▸ **What you will do**
Report, word for word, every line of the material that contains "Victor".

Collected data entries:
# # #

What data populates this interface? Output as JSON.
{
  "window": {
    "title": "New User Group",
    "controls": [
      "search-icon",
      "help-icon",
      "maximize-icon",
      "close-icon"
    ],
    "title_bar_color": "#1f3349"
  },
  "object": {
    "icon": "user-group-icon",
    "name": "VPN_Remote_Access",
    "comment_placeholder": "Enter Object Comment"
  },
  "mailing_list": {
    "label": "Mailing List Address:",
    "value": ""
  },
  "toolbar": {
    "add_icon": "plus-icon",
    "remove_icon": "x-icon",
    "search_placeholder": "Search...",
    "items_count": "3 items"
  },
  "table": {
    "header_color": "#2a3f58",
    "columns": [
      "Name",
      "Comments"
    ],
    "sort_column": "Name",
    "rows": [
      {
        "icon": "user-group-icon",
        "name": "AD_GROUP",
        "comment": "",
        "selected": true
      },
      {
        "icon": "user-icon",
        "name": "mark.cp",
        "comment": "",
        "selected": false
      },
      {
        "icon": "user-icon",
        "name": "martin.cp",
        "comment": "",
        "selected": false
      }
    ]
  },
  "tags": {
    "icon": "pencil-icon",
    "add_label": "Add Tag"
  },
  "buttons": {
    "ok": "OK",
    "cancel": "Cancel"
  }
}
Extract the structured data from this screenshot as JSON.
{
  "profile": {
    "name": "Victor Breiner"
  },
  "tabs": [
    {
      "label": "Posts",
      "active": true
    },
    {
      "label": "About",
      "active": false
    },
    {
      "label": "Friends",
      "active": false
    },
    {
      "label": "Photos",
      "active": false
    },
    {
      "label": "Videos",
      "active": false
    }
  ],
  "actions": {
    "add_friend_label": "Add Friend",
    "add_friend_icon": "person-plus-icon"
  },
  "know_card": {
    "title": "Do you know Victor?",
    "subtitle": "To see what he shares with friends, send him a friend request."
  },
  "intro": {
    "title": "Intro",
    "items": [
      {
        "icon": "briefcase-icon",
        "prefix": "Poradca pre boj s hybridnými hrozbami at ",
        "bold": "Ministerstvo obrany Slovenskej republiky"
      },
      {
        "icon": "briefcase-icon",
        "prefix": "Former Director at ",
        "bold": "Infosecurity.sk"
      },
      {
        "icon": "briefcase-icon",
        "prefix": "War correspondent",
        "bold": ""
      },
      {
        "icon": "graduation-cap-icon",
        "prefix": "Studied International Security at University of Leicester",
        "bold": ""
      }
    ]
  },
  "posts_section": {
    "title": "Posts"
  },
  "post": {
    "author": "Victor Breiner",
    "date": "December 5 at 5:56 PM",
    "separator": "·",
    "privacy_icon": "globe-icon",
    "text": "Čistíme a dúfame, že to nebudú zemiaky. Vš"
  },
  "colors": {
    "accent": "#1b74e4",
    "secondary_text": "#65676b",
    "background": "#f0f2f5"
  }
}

# # #

▸ **Result for this task**
    "name": "Victor Breiner"
    "title": "Do you know Victor?",
    "author": "Victor Breiner",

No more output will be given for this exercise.